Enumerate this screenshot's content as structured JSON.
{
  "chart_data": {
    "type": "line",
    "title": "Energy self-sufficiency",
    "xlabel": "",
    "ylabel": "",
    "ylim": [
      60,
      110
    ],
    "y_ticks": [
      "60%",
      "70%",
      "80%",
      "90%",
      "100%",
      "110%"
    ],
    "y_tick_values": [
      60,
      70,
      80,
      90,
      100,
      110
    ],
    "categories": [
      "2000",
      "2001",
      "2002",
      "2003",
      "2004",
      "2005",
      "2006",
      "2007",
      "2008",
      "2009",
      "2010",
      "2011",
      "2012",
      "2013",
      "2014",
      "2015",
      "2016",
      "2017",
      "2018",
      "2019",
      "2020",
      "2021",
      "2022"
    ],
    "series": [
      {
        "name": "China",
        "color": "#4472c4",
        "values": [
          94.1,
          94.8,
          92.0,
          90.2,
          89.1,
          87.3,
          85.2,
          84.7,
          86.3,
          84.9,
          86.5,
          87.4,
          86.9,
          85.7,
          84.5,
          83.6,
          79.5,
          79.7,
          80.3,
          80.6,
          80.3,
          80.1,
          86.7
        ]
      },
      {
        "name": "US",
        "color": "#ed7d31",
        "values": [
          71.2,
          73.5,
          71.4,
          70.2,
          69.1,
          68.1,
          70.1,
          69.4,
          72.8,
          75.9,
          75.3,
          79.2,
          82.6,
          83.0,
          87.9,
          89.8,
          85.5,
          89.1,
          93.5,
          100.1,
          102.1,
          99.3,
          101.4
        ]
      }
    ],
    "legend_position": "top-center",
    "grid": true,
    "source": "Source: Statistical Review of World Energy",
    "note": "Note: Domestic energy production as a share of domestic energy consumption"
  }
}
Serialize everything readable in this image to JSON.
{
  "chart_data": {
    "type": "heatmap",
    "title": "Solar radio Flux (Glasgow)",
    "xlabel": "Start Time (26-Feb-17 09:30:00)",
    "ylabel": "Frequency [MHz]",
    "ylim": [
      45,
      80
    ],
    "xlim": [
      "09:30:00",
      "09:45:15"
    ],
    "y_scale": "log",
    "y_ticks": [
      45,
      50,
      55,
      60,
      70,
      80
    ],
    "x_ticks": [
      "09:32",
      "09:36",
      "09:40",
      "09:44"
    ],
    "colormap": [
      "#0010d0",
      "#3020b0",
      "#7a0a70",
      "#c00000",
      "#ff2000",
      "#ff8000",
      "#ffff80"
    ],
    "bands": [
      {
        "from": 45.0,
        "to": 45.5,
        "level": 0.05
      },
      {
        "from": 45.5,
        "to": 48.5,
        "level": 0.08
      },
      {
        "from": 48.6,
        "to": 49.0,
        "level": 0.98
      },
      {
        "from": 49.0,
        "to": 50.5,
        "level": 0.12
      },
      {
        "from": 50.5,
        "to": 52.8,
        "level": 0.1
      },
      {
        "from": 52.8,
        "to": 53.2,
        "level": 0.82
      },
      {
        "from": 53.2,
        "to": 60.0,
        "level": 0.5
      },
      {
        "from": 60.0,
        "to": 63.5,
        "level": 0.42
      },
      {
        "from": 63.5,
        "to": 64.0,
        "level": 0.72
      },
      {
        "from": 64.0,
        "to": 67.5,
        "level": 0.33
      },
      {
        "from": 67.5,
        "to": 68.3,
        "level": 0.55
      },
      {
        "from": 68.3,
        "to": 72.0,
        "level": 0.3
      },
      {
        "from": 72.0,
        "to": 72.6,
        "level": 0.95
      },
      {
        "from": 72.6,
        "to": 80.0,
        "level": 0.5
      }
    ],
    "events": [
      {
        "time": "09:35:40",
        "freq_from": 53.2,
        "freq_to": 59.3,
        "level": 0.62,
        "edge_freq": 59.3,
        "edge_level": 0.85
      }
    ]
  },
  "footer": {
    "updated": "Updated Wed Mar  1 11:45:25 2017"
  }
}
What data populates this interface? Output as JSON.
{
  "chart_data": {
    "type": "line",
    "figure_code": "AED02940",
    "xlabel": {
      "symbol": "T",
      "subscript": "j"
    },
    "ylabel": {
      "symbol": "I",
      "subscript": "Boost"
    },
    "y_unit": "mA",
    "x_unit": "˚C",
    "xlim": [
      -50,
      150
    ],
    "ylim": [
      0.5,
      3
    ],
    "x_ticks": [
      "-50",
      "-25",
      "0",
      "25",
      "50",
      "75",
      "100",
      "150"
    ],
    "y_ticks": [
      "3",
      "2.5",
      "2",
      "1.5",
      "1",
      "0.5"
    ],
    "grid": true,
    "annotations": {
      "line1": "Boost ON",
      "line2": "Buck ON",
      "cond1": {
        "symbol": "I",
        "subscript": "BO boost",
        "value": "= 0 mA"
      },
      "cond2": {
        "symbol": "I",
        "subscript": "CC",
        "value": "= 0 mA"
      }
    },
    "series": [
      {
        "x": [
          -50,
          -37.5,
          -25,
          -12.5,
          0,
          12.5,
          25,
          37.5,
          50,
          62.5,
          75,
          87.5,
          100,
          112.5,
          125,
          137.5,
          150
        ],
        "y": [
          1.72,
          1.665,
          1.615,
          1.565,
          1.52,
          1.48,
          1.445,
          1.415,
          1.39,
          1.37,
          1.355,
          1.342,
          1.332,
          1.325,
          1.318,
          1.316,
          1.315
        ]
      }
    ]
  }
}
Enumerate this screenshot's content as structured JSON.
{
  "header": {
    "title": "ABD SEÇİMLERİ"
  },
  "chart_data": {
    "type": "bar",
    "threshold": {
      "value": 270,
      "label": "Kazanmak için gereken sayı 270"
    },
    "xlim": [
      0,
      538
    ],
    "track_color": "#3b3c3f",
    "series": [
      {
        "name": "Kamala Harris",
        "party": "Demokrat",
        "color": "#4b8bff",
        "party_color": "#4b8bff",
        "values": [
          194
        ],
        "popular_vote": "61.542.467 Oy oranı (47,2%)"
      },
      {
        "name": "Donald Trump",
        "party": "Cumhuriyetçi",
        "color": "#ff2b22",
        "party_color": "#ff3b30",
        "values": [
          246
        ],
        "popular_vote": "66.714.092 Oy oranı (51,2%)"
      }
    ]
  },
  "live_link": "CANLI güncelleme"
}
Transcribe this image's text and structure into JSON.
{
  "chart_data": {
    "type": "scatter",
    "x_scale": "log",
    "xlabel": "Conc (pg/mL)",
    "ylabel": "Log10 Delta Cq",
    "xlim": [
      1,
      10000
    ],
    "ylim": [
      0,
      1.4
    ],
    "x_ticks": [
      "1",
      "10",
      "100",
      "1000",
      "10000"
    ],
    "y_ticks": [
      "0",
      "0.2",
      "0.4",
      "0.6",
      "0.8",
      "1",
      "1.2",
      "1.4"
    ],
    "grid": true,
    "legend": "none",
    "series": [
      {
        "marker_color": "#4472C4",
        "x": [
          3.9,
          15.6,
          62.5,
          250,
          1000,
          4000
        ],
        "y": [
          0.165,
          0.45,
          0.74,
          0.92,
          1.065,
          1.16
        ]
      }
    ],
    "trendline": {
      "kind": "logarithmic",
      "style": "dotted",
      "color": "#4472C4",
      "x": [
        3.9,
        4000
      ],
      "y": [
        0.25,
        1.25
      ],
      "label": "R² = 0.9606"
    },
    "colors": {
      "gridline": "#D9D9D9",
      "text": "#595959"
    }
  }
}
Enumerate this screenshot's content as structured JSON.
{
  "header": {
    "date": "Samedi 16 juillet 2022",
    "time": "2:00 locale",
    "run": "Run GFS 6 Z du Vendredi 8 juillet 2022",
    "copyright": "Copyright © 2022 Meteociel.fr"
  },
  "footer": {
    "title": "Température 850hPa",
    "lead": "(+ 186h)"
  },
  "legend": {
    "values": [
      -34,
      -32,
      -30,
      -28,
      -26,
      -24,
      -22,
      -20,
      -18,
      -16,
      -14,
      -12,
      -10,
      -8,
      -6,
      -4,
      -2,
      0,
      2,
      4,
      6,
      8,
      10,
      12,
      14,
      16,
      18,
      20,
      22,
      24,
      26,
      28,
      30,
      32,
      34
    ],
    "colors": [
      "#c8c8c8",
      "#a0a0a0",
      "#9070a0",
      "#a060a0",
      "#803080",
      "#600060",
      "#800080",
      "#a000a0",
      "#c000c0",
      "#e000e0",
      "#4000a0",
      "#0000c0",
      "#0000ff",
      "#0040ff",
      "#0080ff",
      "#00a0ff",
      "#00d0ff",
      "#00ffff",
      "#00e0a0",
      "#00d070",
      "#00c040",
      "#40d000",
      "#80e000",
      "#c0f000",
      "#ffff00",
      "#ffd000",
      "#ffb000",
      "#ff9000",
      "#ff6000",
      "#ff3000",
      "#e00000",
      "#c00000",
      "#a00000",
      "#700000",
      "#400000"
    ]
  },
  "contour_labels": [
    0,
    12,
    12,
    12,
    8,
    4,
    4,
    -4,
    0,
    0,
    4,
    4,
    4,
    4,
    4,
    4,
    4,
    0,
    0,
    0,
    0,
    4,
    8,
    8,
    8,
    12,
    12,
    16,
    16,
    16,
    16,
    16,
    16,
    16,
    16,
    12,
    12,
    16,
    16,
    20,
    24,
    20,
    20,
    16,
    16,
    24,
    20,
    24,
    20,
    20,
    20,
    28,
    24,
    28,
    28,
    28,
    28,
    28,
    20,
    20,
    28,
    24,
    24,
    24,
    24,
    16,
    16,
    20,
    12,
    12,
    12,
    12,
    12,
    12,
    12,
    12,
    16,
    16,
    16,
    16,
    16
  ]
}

TASK TO COMPLETE =>
Go through the material and select each line with the string "xlabel" in it.

OUTPUT OF THE TASK =>
    "xlabel": "",
    "xlabel": "Start Time (26-Feb-17 09:30:00)",
    "xlabel": {
    "xlabel": "Conc (pg/mL)",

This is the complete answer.